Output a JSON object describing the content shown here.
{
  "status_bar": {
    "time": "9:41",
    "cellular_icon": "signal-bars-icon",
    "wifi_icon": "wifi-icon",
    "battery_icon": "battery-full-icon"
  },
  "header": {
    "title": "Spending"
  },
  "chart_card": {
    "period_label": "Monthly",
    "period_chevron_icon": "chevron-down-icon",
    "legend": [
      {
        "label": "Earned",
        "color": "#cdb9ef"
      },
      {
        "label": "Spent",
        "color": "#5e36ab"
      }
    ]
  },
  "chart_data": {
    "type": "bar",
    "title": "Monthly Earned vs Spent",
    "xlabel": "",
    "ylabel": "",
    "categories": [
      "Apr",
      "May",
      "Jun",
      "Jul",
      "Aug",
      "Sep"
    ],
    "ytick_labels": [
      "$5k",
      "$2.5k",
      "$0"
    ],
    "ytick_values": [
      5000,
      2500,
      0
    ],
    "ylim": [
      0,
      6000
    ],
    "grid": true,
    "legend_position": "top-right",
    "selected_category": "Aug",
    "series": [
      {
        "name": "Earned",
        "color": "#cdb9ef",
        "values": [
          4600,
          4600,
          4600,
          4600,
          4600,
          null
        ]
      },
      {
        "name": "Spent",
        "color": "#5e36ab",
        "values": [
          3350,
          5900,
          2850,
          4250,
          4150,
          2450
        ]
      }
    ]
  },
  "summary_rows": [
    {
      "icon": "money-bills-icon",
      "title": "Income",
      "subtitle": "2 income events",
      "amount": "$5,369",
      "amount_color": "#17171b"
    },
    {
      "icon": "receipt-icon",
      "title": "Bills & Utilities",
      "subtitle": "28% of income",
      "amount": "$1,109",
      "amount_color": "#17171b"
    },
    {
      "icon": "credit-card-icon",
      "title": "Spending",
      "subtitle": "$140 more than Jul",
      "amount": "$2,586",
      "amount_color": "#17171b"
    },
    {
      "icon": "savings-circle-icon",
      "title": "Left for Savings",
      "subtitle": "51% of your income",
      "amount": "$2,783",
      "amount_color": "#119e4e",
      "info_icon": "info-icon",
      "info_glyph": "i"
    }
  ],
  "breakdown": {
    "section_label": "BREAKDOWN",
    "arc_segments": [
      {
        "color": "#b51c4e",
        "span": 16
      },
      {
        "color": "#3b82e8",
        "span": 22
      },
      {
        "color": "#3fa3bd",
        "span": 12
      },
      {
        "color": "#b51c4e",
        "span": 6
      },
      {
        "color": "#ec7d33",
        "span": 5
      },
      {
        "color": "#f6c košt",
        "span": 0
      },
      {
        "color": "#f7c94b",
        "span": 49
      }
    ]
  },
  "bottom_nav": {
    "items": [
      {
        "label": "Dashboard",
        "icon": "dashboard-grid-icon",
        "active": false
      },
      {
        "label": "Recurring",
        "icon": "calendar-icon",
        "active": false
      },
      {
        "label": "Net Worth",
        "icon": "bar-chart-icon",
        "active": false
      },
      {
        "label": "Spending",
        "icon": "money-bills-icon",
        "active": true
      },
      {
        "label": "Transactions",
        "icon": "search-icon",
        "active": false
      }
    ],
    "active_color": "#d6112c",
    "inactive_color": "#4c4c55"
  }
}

* * * * *

Repeat the material above in full, exactly as it stands.

§ Solution for this exercise
Output a JSON object describing the content shown here.
{
  "status_bar": {
    "time": "9:41",
    "cellular_icon": "signal-bars-icon",
    "wifi_icon": "wifi-icon",
    "battery_icon": "battery-full-icon"
  },
  "header": {
    "title": "Spending"
  },
  "chart_card": {
    "period_label": "Monthly",
    "period_chevron_icon": "chevron-down-icon",
    "legend": [
      {
        "label": "Earned",
        "color": "#cdb9ef"
      },
      {
        "label": "Spent",
        "color": "#5e36ab"
      }
    ]
  },
  "chart_data": {
    "type": "bar",
    "title": "Monthly Earned vs Spent",
    "xlabel": "",
    "ylabel": "",
    "categories": [
      "Apr",
      "May",
      "Jun",
      "Jul",
      "Aug",
      "Sep"
    ],
    "ytick_labels": [
      "$5k",
      "$2.5k",
      "$0"
    ],
    "ytick_values": [
      5000,
      2500,
      0
    ],
    "ylim": [
      0,
      6000
    ],
    "grid": true,
    "legend_position": "top-right",
    "selected_category": "Aug",
    "series": [
      {
        "name": "Earned",
        "color": "#cdb9ef",
        "values": [
          4600,
          4600,
          4600,
          4600,
          4600,
          null
        ]
      },
      {
        "name": "Spent",
        "color": "#5e36ab",
        "values": [
          3350,
          5900,
          2850,
          4250,
          4150,
          2450
        ]
      }
    ]
  },
  "summary_rows": [
    {
      "icon": "money-bills-icon",
      "title": "Income",
      "subtitle": "2 income events",
      "amount": "$5,369",
      "amount_color": "#17171b"
    },
    {
      "icon": "receipt-icon",
      "title": "Bills & Utilities",
      "subtitle": "28% of income",
      "amount": "$1,109",
      "amount_color": "#17171b"
    },
    {
      "icon": "credit-card-icon",
      "title": "Spending",
      "subtitle": "$140 more than Jul",
      "amount": "$2,586",
      "amount_color": "#17171b"
    },
    {
      "icon": "savings-circle-icon",
      "title": "Left for Savings",
      "subtitle": "51% of your income",
      "amount": "$2,783",
      "amount_color": "#119e4e",
      "info_icon": "info-icon",
      "info_glyph": "i"
    }
  ],
  "breakdown": {
    "section_label": "BREAKDOWN",
    "arc_segments": [
      {
        "color": "#b51c4e",
        "span": 16
      },
      {
        "color": "#3b82e8",
        "span": 22
      },
      {
        "color": "#3fa3bd",
        "span": 12
      },
      {
        "color": "#b51c4e",
        "span": 6
      },
      {
        "color": "#ec7d33",
        "span": 5
      },
      {
        "color": "#f6c košt",
        "span": 0
      },
      {
        "color": "#f7c94b",
        "span": 49
      }
    ]
  },
  "bottom_nav": {
    "items": [
      {
        "label": "Dashboard",
        "icon": "dashboard-grid-icon",
        "active": false
      },
      {
        "label": "Recurring",
        "icon": "calendar-icon",
        "active": false
      },
      {
        "label": "Net Worth",
        "icon": "bar-chart-icon",
        "active": false
      },
      {
        "label": "Spending",
        "icon": "money-bills-icon",
        "active": true
      },
      {
        "label": "Transactions",
        "icon": "search-icon",
        "active": false
      }
    ],
    "active_color": "#d6112c",
    "inactive_color": "#4c4c55"
  }
}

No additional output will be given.